++++ Supplied records ++++

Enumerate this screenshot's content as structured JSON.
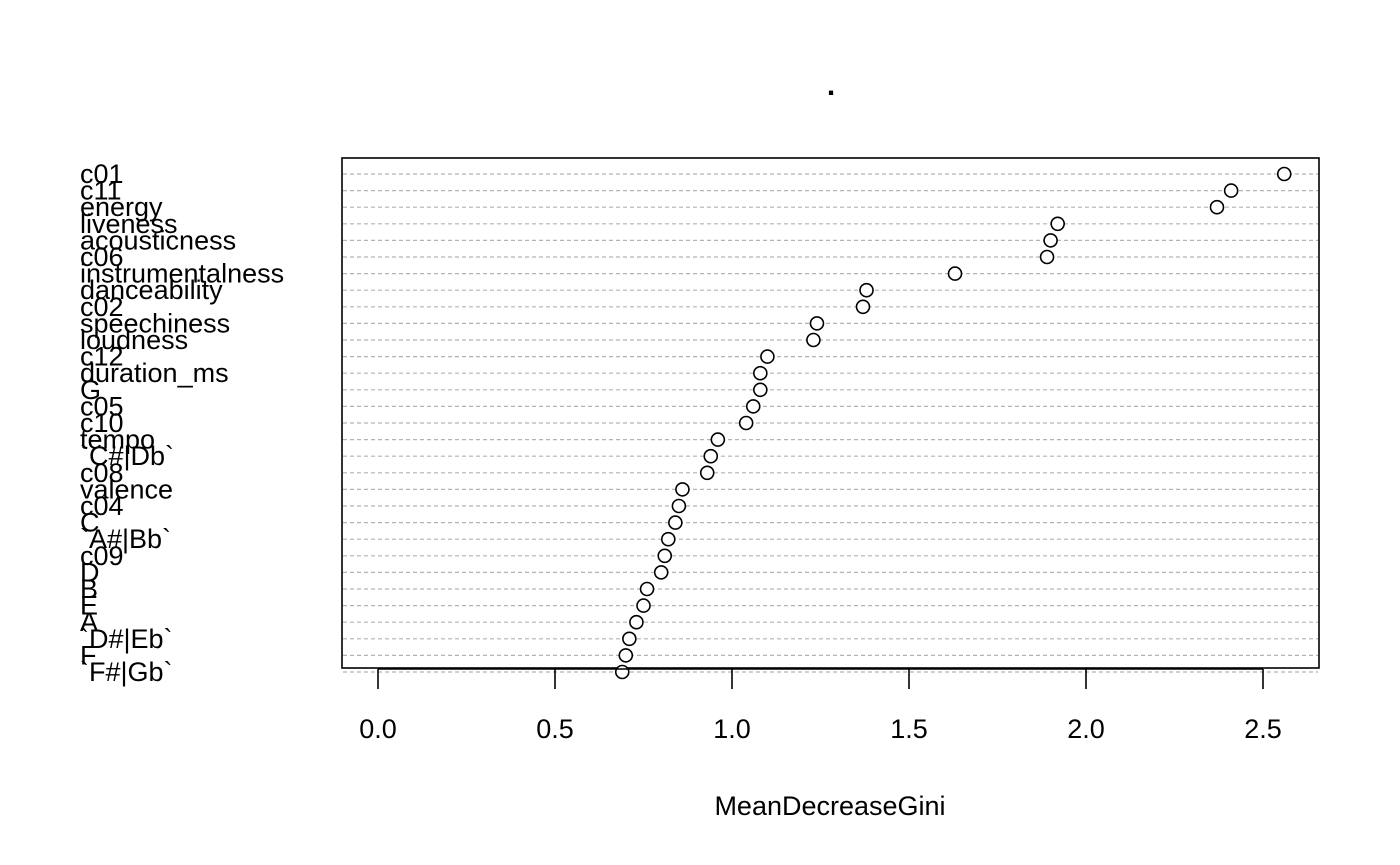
{
  "chart_data": {
    "type": "scatter",
    "variant": "dotchart",
    "title": ".",
    "xlabel": "MeanDecreaseGini",
    "ylabel": "",
    "xlim": [
      -0.1,
      2.66
    ],
    "xticks": [
      "0.0",
      "0.5",
      "1.0",
      "1.5",
      "2.0",
      "2.5"
    ],
    "grid": true,
    "categories": [
      "c01",
      "c11",
      "energy",
      "liveness",
      "acousticness",
      "c06",
      "instrumentalness",
      "danceability",
      "c02",
      "speechiness",
      "loudness",
      "c12",
      "duration_ms",
      "G",
      "c05",
      "c10",
      "tempo",
      "`C#|Db`",
      "c08",
      "valence",
      "c04",
      "C",
      "`A#|Bb`",
      "c09",
      "D",
      "B",
      "E",
      "A",
      "`D#|Eb`",
      "F",
      "`F#|Gb`"
    ],
    "values": [
      2.56,
      2.41,
      2.37,
      1.92,
      1.9,
      1.89,
      1.63,
      1.38,
      1.37,
      1.24,
      1.23,
      1.1,
      1.08,
      1.08,
      1.06,
      1.04,
      0.96,
      0.94,
      0.93,
      0.86,
      0.85,
      0.84,
      0.82,
      0.81,
      0.8,
      0.76,
      0.75,
      0.73,
      0.71,
      0.7,
      0.69
    ]
  }
}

++++

*Task*: Quote the entries above word for word. Leave the images out.

*Problem solution*:
Enumerate this screenshot's content as structured JSON.
{
  "chart_data": {
    "type": "scatter",
    "variant": "dotchart",
    "title": ".",
    "xlabel": "MeanDecreaseGini",
    "ylabel": "",
    "xlim": [
      -0.1,
      2.66
    ],
    "xticks": [
      "0.0",
      "0.5",
      "1.0",
      "1.5",
      "2.0",
      "2.5"
    ],
    "grid": true,
    "categories": [
      "c01",
      "c11",
      "energy",
      "liveness",
      "acousticness",
      "c06",
      "instrumentalness",
      "danceability",
      "c02",
      "speechiness",
      "loudness",
      "c12",
      "duration_ms",
      "G",
      "c05",
      "c10",
      "tempo",
      "`C#|Db`",
      "c08",
      "valence",
      "c04",
      "C",
      "`A#|Bb`",
      "c09",
      "D",
      "B",
      "E",
      "A",
      "`D#|Eb`",
      "F",
      "`F#|Gb`"
    ],
    "values": [
      2.56,
      2.41,
      2.37,
      1.92,
      1.9,
      1.89,
      1.63,
      1.38,
      1.37,
      1.24,
      1.23,
      1.1,
      1.08,
      1.08,
      1.06,
      1.04,
      0.96,
      0.94,
      0.93,
      0.86,
      0.85,
      0.84,
      0.82,
      0.81,
      0.8,
      0.76,
      0.75,
      0.73,
      0.71,
      0.7,
      0.69
    ]
  }
}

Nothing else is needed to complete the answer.